(Data items)
──────

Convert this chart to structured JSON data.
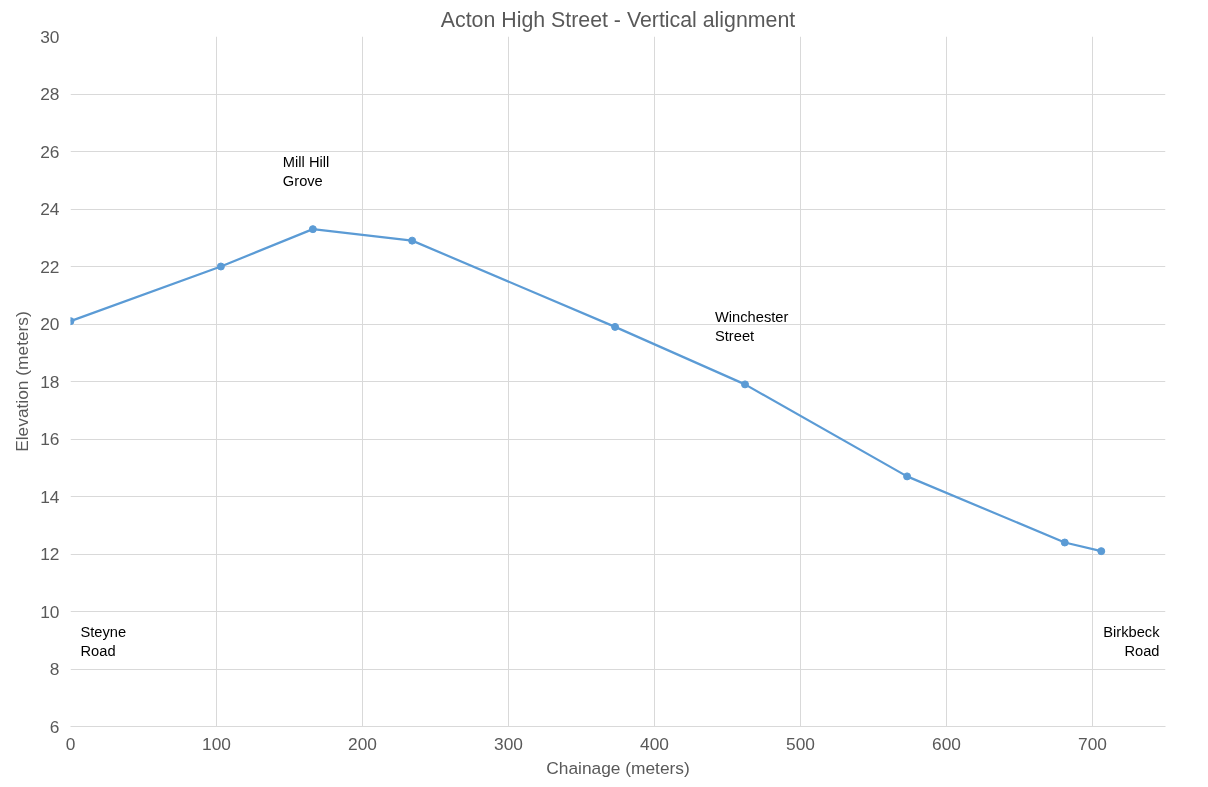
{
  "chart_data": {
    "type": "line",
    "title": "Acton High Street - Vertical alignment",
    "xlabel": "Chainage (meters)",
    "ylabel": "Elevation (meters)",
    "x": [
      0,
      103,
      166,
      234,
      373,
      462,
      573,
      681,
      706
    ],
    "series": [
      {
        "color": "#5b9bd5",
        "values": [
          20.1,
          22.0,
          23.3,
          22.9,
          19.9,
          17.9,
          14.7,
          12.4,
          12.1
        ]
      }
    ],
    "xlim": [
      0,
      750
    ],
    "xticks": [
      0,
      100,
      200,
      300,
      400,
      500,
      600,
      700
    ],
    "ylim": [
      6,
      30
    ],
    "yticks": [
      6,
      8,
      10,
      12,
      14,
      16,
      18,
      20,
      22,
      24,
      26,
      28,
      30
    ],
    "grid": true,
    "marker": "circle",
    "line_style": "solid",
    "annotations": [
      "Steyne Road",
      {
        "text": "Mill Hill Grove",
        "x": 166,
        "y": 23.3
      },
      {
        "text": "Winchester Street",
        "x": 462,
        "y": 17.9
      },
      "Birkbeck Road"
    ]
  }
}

──────

## The task
Select the lines in this material that hold the word "meters", leaving none out.

## Task result
    "xlabel": "Chainage (meters)",
    "ylabel": "Elevation (meters)",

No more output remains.